**EXERCISE GOAL:** The records that follow are to be transcribed in full, without their images.

**EXTRACTED RECORDS:**
** start **
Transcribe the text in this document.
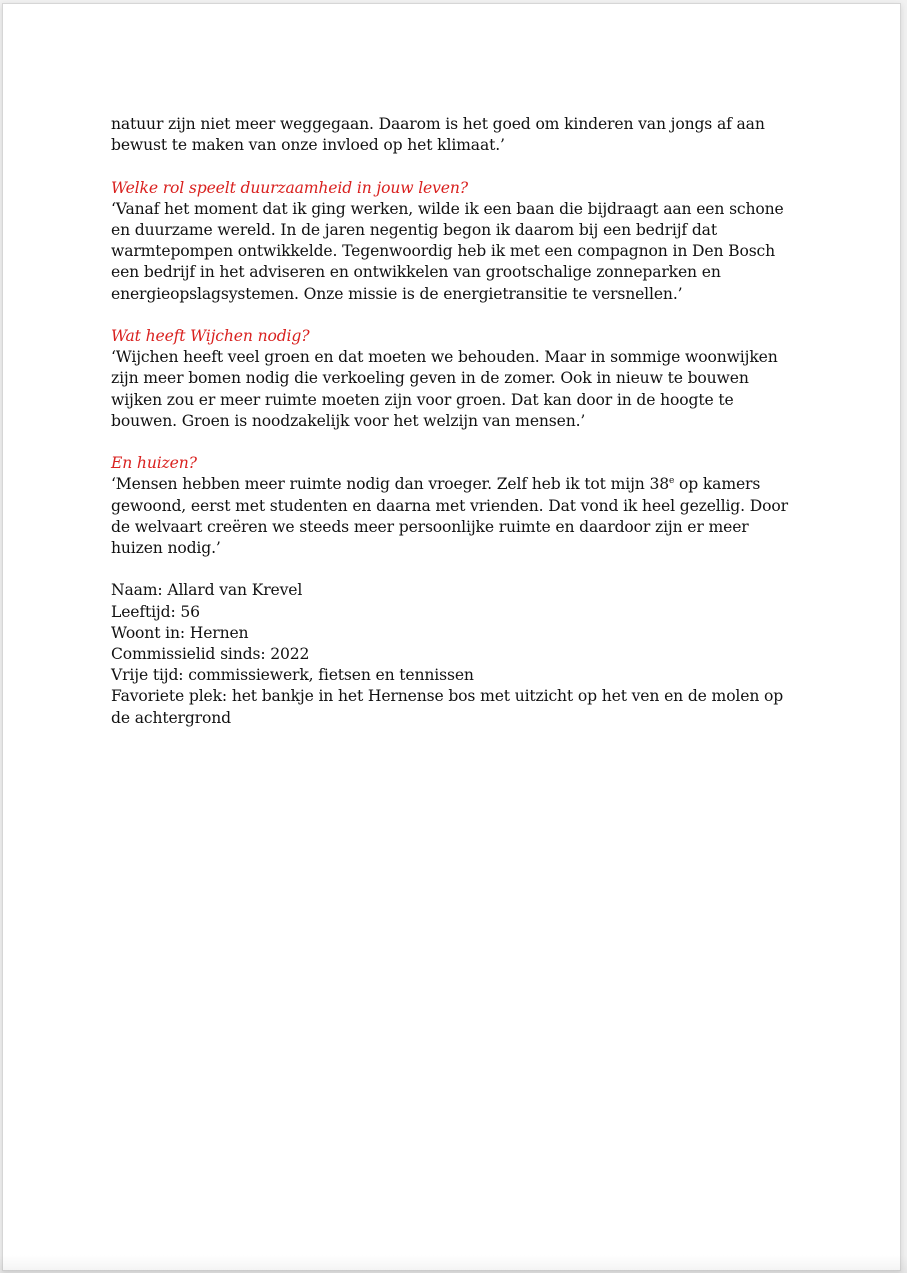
natuur zijn niet meer weggegaan. Daarom is het goed om kinderen van jongs af aan bewust te maken van onze invloed op het klimaat.’

Welke rol speelt duurzaamheid in jouw leven?

‘Vanaf het moment dat ik ging werken, wilde ik een baan die bijdraagt aan een schone en duurzame wereld. In de jaren negentig begon ik daarom bij een bedrijf dat warmtepompen ontwikkelde. Tegenwoordig heb ik met een compagnon in Den Bosch een bedrijf in het adviseren en ontwikkelen van grootschalige zonneparken en energieopslagsystemen. Onze missie is de energietransitie te versnellen.’

Wat heeft Wijchen nodig?

‘Wijchen heeft veel groen en dat moeten we behouden. Maar in sommige woonwijken zijn meer bomen nodig die verkoeling geven in de zomer. Ook in nieuw te bouwen wijken zou er meer ruimte moeten zijn voor groen. Dat kan door in de hoogte te bouwen. Groen is noodzakelijk voor het welzijn van mensen.’

En huizen?

‘Mensen hebben meer ruimte nodig dan vroeger. Zelf heb ik tot mijn 38e op kamers gewoond, eerst met studenten en daarna met vrienden. Dat vond ik heel gezellig. Door de welvaart creëren we steeds meer persoonlijke ruimte en daardoor zijn er meer huizen nodig.’

Naam: Allard van Krevel

Leeftijd: 56

Woont in: Hernen

Commissielid sinds: 2022

Vrije tijd: commissiewerk, fietsen en tennissen

Favoriete plek: het bankje in het Hernense bos met uitzicht op het ven en de molen op de achtergrond
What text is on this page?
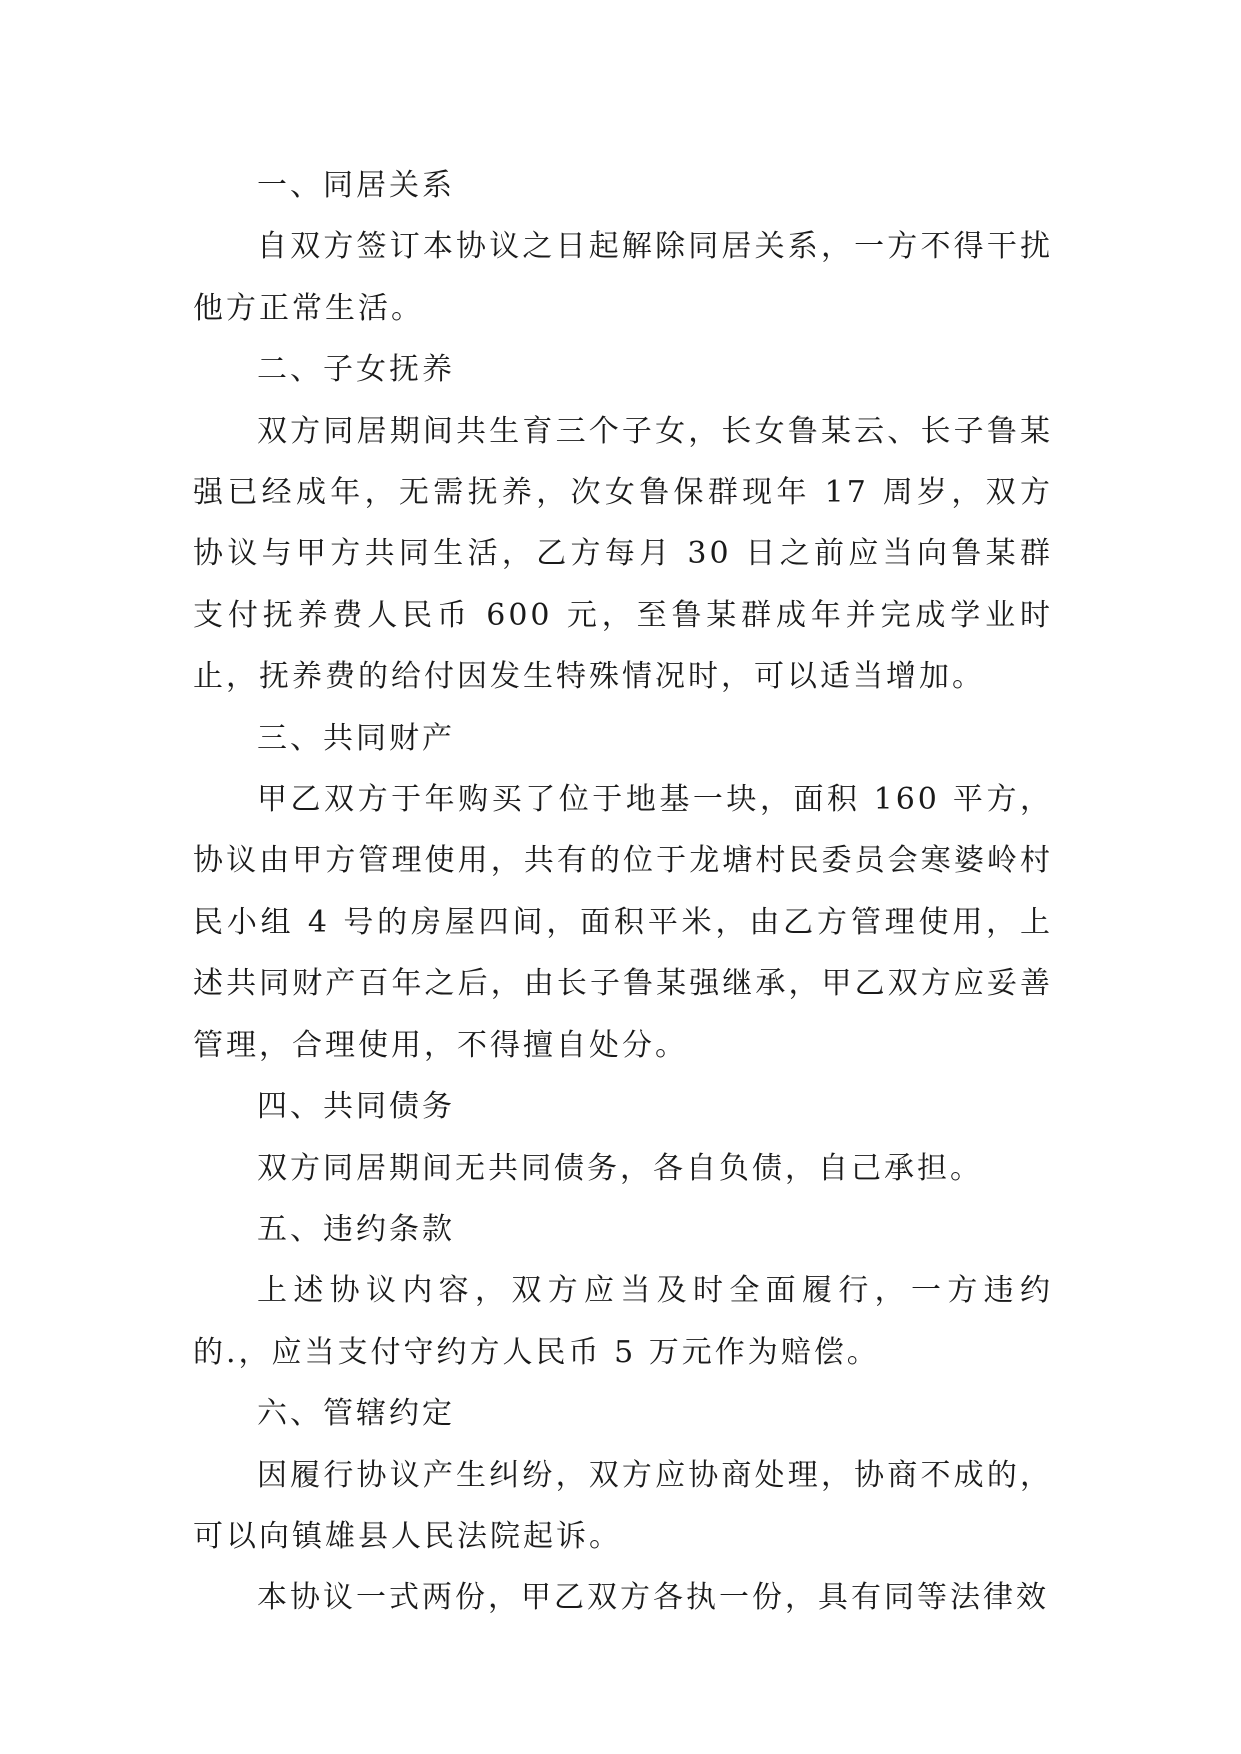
一、同居关系

自双方签订本协议之日起解除同居关系，一方不得干扰他方正常生活。

二、子女抚养

双方同居期间共生育三个子女，长女鲁某云、长子鲁某强已经成年，无需抚养，次女鲁保群现年 17 周岁，双方协议与甲方共同生活，乙方每月 30 日之前应当向鲁某群支付抚养费人民币 600 元，至鲁某群成年并完成学业时止，抚养费的给付因发生特殊情况时，可以适当增加。

三、共同财产

甲乙双方于年购买了位于地基一块，面积 160 平方，协议由甲方管理使用，共有的位于龙塘村民委员会寒婆岭村民小组 4 号的房屋四间，面积平米，由乙方管理使用，上述共同财产百年之后，由长子鲁某强继承，甲乙双方应妥善管理，合理使用，不得擅自处分。

四、共同债务

双方同居期间无共同债务，各自负债，自己承担。

五、违约条款

上述协议内容，双方应当及时全面履行，一方违约的.，应当支付守约方人民币 5 万元作为赔偿。

六、管辖约定

因履行协议产生纠纷，双方应协商处理，协商不成的，可以向镇雄县人民法院起诉。

本协议一式两份，甲乙双方各执一份，具有同等法律效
** end **
**EXERCISE RESULT:**
Transcribe the text in this document.
natuur zijn niet meer weggegaan. Daarom is het goed om kinderen van jongs af aan bewust te maken van onze invloed op het klimaat.’

Welke rol speelt duurzaamheid in jouw leven?

‘Vanaf het moment dat ik ging werken, wilde ik een baan die bijdraagt aan een schone en duurzame wereld. In de jaren negentig begon ik daarom bij een bedrijf dat warmtepompen ontwikkelde. Tegenwoordig heb ik met een compagnon in Den Bosch een bedrijf in het adviseren en ontwikkelen van grootschalige zonneparken en energieopslagsystemen. Onze missie is de energietransitie te versnellen.’

Wat heeft Wijchen nodig?

‘Wijchen heeft veel groen en dat moeten we behouden. Maar in sommige woonwijken zijn meer bomen nodig die verkoeling geven in de zomer. Ook in nieuw te bouwen wijken zou er meer ruimte moeten zijn voor groen. Dat kan door in de hoogte te bouwen. Groen is noodzakelijk voor het welzijn van mensen.’

En huizen?

‘Mensen hebben meer ruimte nodig dan vroeger. Zelf heb ik tot mijn 38e op kamers gewoond, eerst met studenten en daarna met vrienden. Dat vond ik heel gezellig. Door de welvaart creëren we steeds meer persoonlijke ruimte en daardoor zijn er meer huizen nodig.’

Naam: Allard van Krevel

Leeftijd: 56

Woont in: Hernen

Commissielid sinds: 2022

Vrije tijd: commissiewerk, fietsen en tennissen

Favoriete plek: het bankje in het Hernense bos met uitzicht op het ven en de molen op de achtergrond
What text is on this page?
一、同居关系

自双方签订本协议之日起解除同居关系，一方不得干扰他方正常生活。

二、子女抚养

双方同居期间共生育三个子女，长女鲁某云、长子鲁某强已经成年，无需抚养，次女鲁保群现年 17 周岁，双方协议与甲方共同生活，乙方每月 30 日之前应当向鲁某群支付抚养费人民币 600 元，至鲁某群成年并完成学业时止，抚养费的给付因发生特殊情况时，可以适当增加。

三、共同财产

甲乙双方于年购买了位于地基一块，面积 160 平方，协议由甲方管理使用，共有的位于龙塘村民委员会寒婆岭村民小组 4 号的房屋四间，面积平米，由乙方管理使用，上述共同财产百年之后，由长子鲁某强继承，甲乙双方应妥善管理，合理使用，不得擅自处分。

四、共同债务

双方同居期间无共同债务，各自负债，自己承担。

五、违约条款

上述协议内容，双方应当及时全面履行，一方违约的.，应当支付守约方人民币 5 万元作为赔偿。

六、管辖约定

因履行协议产生纠纷，双方应协商处理，协商不成的，可以向镇雄县人民法院起诉。

本协议一式两份，甲乙双方各执一份，具有同等法律效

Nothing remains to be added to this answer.